Goal -> Transcribe all of the material exactly.

Items from a data source
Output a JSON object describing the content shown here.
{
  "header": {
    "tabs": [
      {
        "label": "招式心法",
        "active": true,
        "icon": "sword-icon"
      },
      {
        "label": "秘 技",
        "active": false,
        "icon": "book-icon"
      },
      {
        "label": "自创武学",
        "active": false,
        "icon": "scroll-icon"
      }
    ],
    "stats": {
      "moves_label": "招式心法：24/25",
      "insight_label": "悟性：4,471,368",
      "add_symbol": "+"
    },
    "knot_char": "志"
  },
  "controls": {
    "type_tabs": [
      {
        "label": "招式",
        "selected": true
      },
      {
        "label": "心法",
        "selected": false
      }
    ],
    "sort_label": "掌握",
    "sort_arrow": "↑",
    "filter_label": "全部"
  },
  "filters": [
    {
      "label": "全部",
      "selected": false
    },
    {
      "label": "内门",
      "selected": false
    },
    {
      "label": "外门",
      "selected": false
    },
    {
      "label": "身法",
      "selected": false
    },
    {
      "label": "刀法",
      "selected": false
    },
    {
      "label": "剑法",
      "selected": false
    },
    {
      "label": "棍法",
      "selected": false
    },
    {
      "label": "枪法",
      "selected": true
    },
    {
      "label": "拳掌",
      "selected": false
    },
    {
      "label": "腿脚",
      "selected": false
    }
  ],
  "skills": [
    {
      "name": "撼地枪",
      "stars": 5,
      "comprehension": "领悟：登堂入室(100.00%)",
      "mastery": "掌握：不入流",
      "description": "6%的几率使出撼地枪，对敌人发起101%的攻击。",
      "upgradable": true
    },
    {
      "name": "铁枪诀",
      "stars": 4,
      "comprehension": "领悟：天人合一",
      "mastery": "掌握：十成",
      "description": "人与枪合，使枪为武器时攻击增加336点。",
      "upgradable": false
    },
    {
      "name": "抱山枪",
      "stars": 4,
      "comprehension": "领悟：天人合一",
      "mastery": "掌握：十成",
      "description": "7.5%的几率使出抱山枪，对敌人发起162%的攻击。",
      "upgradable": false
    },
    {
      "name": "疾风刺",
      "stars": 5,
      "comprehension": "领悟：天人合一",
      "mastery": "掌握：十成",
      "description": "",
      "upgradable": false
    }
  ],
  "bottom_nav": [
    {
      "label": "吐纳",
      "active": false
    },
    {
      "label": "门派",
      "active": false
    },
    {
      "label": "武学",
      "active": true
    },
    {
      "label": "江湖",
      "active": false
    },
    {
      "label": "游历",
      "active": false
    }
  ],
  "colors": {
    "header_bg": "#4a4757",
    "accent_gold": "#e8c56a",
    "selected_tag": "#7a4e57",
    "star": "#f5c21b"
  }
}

Expected output ->
Output a JSON object describing the content shown here.
{
  "header": {
    "tabs": [
      {
        "label": "招式心法",
        "active": true,
        "icon": "sword-icon"
      },
      {
        "label": "秘 技",
        "active": false,
        "icon": "book-icon"
      },
      {
        "label": "自创武学",
        "active": false,
        "icon": "scroll-icon"
      }
    ],
    "stats": {
      "moves_label": "招式心法：24/25",
      "insight_label": "悟性：4,471,368",
      "add_symbol": "+"
    },
    "knot_char": "志"
  },
  "controls": {
    "type_tabs": [
      {
        "label": "招式",
        "selected": true
      },
      {
        "label": "心法",
        "selected": false
      }
    ],
    "sort_label": "掌握",
    "sort_arrow": "↑",
    "filter_label": "全部"
  },
  "filters": [
    {
      "label": "全部",
      "selected": false
    },
    {
      "label": "内门",
      "selected": false
    },
    {
      "label": "外门",
      "selected": false
    },
    {
      "label": "身法",
      "selected": false
    },
    {
      "label": "刀法",
      "selected": false
    },
    {
      "label": "剑法",
      "selected": false
    },
    {
      "label": "棍法",
      "selected": false
    },
    {
      "label": "枪法",
      "selected": true
    },
    {
      "label": "拳掌",
      "selected": false
    },
    {
      "label": "腿脚",
      "selected": false
    }
  ],
  "skills": [
    {
      "name": "撼地枪",
      "stars": 5,
      "comprehension": "领悟：登堂入室(100.00%)",
      "mastery": "掌握：不入流",
      "description": "6%的几率使出撼地枪，对敌人发起101%的攻击。",
      "upgradable": true
    },
    {
      "name": "铁枪诀",
      "stars": 4,
      "comprehension": "领悟：天人合一",
      "mastery": "掌握：十成",
      "description": "人与枪合，使枪为武器时攻击增加336点。",
      "upgradable": false
    },
    {
      "name": "抱山枪",
      "stars": 4,
      "comprehension": "领悟：天人合一",
      "mastery": "掌握：十成",
      "description": "7.5%的几率使出抱山枪，对敌人发起162%的攻击。",
      "upgradable": false
    },
    {
      "name": "疾风刺",
      "stars": 5,
      "comprehension": "领悟：天人合一",
      "mastery": "掌握：十成",
      "description": "",
      "upgradable": false
    }
  ],
  "bottom_nav": [
    {
      "label": "吐纳",
      "active": false
    },
    {
      "label": "门派",
      "active": false
    },
    {
      "label": "武学",
      "active": true
    },
    {
      "label": "江湖",
      "active": false
    },
    {
      "label": "游历",
      "active": false
    }
  ],
  "colors": {
    "header_bg": "#4a4757",
    "accent_gold": "#e8c56a",
    "selected_tag": "#7a4e57",
    "star": "#f5c21b"
  }
}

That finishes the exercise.